What you should do |
Everything in the listing should be restated word for word.

——————

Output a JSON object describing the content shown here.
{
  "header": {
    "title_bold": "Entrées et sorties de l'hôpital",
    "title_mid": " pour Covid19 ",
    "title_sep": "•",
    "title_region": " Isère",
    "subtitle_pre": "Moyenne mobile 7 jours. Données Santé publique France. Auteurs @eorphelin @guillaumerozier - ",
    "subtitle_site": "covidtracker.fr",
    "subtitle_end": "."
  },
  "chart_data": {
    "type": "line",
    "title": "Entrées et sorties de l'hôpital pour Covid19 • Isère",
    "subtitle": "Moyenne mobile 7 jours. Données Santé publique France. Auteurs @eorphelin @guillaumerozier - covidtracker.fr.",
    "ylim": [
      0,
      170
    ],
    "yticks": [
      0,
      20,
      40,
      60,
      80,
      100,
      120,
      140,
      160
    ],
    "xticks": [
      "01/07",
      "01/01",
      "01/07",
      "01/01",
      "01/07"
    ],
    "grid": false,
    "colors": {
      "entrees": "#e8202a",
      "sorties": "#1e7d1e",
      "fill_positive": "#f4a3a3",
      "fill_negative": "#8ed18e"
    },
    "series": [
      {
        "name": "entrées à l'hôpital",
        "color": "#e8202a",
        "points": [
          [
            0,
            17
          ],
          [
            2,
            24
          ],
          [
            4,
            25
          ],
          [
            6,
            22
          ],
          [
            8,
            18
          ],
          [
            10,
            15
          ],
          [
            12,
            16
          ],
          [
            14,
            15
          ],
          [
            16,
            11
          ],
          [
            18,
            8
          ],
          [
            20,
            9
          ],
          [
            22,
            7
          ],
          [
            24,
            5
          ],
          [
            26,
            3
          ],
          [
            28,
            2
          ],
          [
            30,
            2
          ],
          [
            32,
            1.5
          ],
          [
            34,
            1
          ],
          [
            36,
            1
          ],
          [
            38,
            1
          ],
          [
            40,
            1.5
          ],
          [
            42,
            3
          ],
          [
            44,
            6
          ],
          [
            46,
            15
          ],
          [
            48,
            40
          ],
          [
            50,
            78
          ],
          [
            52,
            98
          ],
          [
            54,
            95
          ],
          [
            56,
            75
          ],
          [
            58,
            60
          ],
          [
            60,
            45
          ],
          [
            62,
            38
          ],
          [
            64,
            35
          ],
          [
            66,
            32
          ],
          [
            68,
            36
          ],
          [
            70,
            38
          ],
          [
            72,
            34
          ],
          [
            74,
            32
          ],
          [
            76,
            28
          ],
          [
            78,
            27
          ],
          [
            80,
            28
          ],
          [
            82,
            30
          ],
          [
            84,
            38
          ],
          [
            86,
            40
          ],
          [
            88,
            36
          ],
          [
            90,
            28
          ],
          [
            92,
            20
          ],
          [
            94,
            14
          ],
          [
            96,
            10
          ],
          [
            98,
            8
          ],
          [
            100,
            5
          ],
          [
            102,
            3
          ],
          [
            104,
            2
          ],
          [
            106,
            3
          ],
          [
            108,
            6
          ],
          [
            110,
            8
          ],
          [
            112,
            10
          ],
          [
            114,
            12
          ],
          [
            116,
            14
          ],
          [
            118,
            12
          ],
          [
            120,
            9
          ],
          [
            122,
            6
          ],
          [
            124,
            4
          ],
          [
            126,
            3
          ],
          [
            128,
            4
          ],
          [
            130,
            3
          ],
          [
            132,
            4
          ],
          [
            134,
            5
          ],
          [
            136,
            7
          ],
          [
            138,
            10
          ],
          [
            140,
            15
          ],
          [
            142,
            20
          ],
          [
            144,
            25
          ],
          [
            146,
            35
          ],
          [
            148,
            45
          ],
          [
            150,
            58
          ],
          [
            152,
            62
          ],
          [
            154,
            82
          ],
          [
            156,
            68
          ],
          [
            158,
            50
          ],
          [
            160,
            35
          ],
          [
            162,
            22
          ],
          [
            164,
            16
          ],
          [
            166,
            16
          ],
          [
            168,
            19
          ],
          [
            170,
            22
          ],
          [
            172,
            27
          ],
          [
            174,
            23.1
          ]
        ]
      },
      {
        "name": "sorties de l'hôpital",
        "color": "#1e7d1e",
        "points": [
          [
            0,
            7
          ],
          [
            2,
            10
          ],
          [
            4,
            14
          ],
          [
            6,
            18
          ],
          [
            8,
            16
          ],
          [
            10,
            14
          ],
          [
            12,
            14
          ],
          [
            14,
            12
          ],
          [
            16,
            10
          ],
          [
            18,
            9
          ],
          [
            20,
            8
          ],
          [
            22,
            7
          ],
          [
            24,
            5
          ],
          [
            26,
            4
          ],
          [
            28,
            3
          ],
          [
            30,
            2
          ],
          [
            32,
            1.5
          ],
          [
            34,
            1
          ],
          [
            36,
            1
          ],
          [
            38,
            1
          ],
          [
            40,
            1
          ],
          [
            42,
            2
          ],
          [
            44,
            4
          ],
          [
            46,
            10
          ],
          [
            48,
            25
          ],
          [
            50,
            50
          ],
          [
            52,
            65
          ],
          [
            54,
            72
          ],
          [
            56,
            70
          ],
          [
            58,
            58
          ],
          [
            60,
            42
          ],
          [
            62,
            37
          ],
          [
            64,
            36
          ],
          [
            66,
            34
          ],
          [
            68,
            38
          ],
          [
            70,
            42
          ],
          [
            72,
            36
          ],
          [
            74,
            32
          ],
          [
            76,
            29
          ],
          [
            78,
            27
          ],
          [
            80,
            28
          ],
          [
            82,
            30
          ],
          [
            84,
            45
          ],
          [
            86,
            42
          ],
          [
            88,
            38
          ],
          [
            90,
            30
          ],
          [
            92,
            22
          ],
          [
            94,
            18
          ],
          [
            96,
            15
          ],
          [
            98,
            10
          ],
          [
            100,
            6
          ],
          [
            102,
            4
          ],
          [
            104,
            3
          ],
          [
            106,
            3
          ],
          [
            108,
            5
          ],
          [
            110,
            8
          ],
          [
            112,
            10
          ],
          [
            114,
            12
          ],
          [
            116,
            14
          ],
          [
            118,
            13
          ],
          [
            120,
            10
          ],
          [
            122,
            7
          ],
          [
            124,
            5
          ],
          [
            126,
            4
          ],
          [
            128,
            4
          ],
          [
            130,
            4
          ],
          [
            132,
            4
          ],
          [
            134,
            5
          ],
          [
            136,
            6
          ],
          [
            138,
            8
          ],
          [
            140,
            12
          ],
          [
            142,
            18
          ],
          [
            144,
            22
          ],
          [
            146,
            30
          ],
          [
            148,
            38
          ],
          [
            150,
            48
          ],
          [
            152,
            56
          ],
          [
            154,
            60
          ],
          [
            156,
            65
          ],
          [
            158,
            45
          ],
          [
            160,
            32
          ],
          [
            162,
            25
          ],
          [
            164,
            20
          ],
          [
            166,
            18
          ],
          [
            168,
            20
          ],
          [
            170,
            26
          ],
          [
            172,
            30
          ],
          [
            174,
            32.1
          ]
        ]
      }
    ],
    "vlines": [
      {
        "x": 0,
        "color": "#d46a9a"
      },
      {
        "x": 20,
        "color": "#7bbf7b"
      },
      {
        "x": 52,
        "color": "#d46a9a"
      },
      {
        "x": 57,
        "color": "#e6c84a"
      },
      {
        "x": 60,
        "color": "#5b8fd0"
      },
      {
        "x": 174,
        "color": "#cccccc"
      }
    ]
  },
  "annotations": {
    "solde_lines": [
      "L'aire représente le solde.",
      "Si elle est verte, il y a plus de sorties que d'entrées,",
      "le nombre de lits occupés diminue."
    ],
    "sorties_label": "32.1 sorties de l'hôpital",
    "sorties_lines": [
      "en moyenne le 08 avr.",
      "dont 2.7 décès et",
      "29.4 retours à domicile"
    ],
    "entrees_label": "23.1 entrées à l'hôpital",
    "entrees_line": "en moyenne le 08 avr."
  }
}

——————

Result |
Output a JSON object describing the content shown here.
{
  "header": {
    "title_bold": "Entrées et sorties de l'hôpital",
    "title_mid": " pour Covid19 ",
    "title_sep": "•",
    "title_region": " Isère",
    "subtitle_pre": "Moyenne mobile 7 jours. Données Santé publique France. Auteurs @eorphelin @guillaumerozier - ",
    "subtitle_site": "covidtracker.fr",
    "subtitle_end": "."
  },
  "chart_data": {
    "type": "line",
    "title": "Entrées et sorties de l'hôpital pour Covid19 • Isère",
    "subtitle": "Moyenne mobile 7 jours. Données Santé publique France. Auteurs @eorphelin @guillaumerozier - covidtracker.fr.",
    "ylim": [
      0,
      170
    ],
    "yticks": [
      0,
      20,
      40,
      60,
      80,
      100,
      120,
      140,
      160
    ],
    "xticks": [
      "01/07",
      "01/01",
      "01/07",
      "01/01",
      "01/07"
    ],
    "grid": false,
    "colors": {
      "entrees": "#e8202a",
      "sorties": "#1e7d1e",
      "fill_positive": "#f4a3a3",
      "fill_negative": "#8ed18e"
    },
    "series": [
      {
        "name": "entrées à l'hôpital",
        "color": "#e8202a",
        "points": [
          [
            0,
            17
          ],
          [
            2,
            24
          ],
          [
            4,
            25
          ],
          [
            6,
            22
          ],
          [
            8,
            18
          ],
          [
            10,
            15
          ],
          [
            12,
            16
          ],
          [
            14,
            15
          ],
          [
            16,
            11
          ],
          [
            18,
            8
          ],
          [
            20,
            9
          ],
          [
            22,
            7
          ],
          [
            24,
            5
          ],
          [
            26,
            3
          ],
          [
            28,
            2
          ],
          [
            30,
            2
          ],
          [
            32,
            1.5
          ],
          [
            34,
            1
          ],
          [
            36,
            1
          ],
          [
            38,
            1
          ],
          [
            40,
            1.5
          ],
          [
            42,
            3
          ],
          [
            44,
            6
          ],
          [
            46,
            15
          ],
          [
            48,
            40
          ],
          [
            50,
            78
          ],
          [
            52,
            98
          ],
          [
            54,
            95
          ],
          [
            56,
            75
          ],
          [
            58,
            60
          ],
          [
            60,
            45
          ],
          [
            62,
            38
          ],
          [
            64,
            35
          ],
          [
            66,
            32
          ],
          [
            68,
            36
          ],
          [
            70,
            38
          ],
          [
            72,
            34
          ],
          [
            74,
            32
          ],
          [
            76,
            28
          ],
          [
            78,
            27
          ],
          [
            80,
            28
          ],
          [
            82,
            30
          ],
          [
            84,
            38
          ],
          [
            86,
            40
          ],
          [
            88,
            36
          ],
          [
            90,
            28
          ],
          [
            92,
            20
          ],
          [
            94,
            14
          ],
          [
            96,
            10
          ],
          [
            98,
            8
          ],
          [
            100,
            5
          ],
          [
            102,
            3
          ],
          [
            104,
            2
          ],
          [
            106,
            3
          ],
          [
            108,
            6
          ],
          [
            110,
            8
          ],
          [
            112,
            10
          ],
          [
            114,
            12
          ],
          [
            116,
            14
          ],
          [
            118,
            12
          ],
          [
            120,
            9
          ],
          [
            122,
            6
          ],
          [
            124,
            4
          ],
          [
            126,
            3
          ],
          [
            128,
            4
          ],
          [
            130,
            3
          ],
          [
            132,
            4
          ],
          [
            134,
            5
          ],
          [
            136,
            7
          ],
          [
            138,
            10
          ],
          [
            140,
            15
          ],
          [
            142,
            20
          ],
          [
            144,
            25
          ],
          [
            146,
            35
          ],
          [
            148,
            45
          ],
          [
            150,
            58
          ],
          [
            152,
            62
          ],
          [
            154,
            82
          ],
          [
            156,
            68
          ],
          [
            158,
            50
          ],
          [
            160,
            35
          ],
          [
            162,
            22
          ],
          [
            164,
            16
          ],
          [
            166,
            16
          ],
          [
            168,
            19
          ],
          [
            170,
            22
          ],
          [
            172,
            27
          ],
          [
            174,
            23.1
          ]
        ]
      },
      {
        "name": "sorties de l'hôpital",
        "color": "#1e7d1e",
        "points": [
          [
            0,
            7
          ],
          [
            2,
            10
          ],
          [
            4,
            14
          ],
          [
            6,
            18
          ],
          [
            8,
            16
          ],
          [
            10,
            14
          ],
          [
            12,
            14
          ],
          [
            14,
            12
          ],
          [
            16,
            10
          ],
          [
            18,
            9
          ],
          [
            20,
            8
          ],
          [
            22,
            7
          ],
          [
            24,
            5
          ],
          [
            26,
            4
          ],
          [
            28,
            3
          ],
          [
            30,
            2
          ],
          [
            32,
            1.5
          ],
          [
            34,
            1
          ],
          [
            36,
            1
          ],
          [
            38,
            1
          ],
          [
            40,
            1
          ],
          [
            42,
            2
          ],
          [
            44,
            4
          ],
          [
            46,
            10
          ],
          [
            48,
            25
          ],
          [
            50,
            50
          ],
          [
            52,
            65
          ],
          [
            54,
            72
          ],
          [
            56,
            70
          ],
          [
            58,
            58
          ],
          [
            60,
            42
          ],
          [
            62,
            37
          ],
          [
            64,
            36
          ],
          [
            66,
            34
          ],
          [
            68,
            38
          ],
          [
            70,
            42
          ],
          [
            72,
            36
          ],
          [
            74,
            32
          ],
          [
            76,
            29
          ],
          [
            78,
            27
          ],
          [
            80,
            28
          ],
          [
            82,
            30
          ],
          [
            84,
            45
          ],
          [
            86,
            42
          ],
          [
            88,
            38
          ],
          [
            90,
            30
          ],
          [
            92,
            22
          ],
          [
            94,
            18
          ],
          [
            96,
            15
          ],
          [
            98,
            10
          ],
          [
            100,
            6
          ],
          [
            102,
            4
          ],
          [
            104,
            3
          ],
          [
            106,
            3
          ],
          [
            108,
            5
          ],
          [
            110,
            8
          ],
          [
            112,
            10
          ],
          [
            114,
            12
          ],
          [
            116,
            14
          ],
          [
            118,
            13
          ],
          [
            120,
            10
          ],
          [
            122,
            7
          ],
          [
            124,
            5
          ],
          [
            126,
            4
          ],
          [
            128,
            4
          ],
          [
            130,
            4
          ],
          [
            132,
            4
          ],
          [
            134,
            5
          ],
          [
            136,
            6
          ],
          [
            138,
            8
          ],
          [
            140,
            12
          ],
          [
            142,
            18
          ],
          [
            144,
            22
          ],
          [
            146,
            30
          ],
          [
            148,
            38
          ],
          [
            150,
            48
          ],
          [
            152,
            56
          ],
          [
            154,
            60
          ],
          [
            156,
            65
          ],
          [
            158,
            45
          ],
          [
            160,
            32
          ],
          [
            162,
            25
          ],
          [
            164,
            20
          ],
          [
            166,
            18
          ],
          [
            168,
            20
          ],
          [
            170,
            26
          ],
          [
            172,
            30
          ],
          [
            174,
            32.1
          ]
        ]
      }
    ],
    "vlines": [
      {
        "x": 0,
        "color": "#d46a9a"
      },
      {
        "x": 20,
        "color": "#7bbf7b"
      },
      {
        "x": 52,
        "color": "#d46a9a"
      },
      {
        "x": 57,
        "color": "#e6c84a"
      },
      {
        "x": 60,
        "color": "#5b8fd0"
      },
      {
        "x": 174,
        "color": "#cccccc"
      }
    ]
  },
  "annotations": {
    "solde_lines": [
      "L'aire représente le solde.",
      "Si elle est verte, il y a plus de sorties que d'entrées,",
      "le nombre de lits occupés diminue."
    ],
    "sorties_label": "32.1 sorties de l'hôpital",
    "sorties_lines": [
      "en moyenne le 08 avr.",
      "dont 2.7 décès et",
      "29.4 retours à domicile"
    ],
    "entrees_label": "23.1 entrées à l'hôpital",
    "entrees_line": "en moyenne le 08 avr."
  }
}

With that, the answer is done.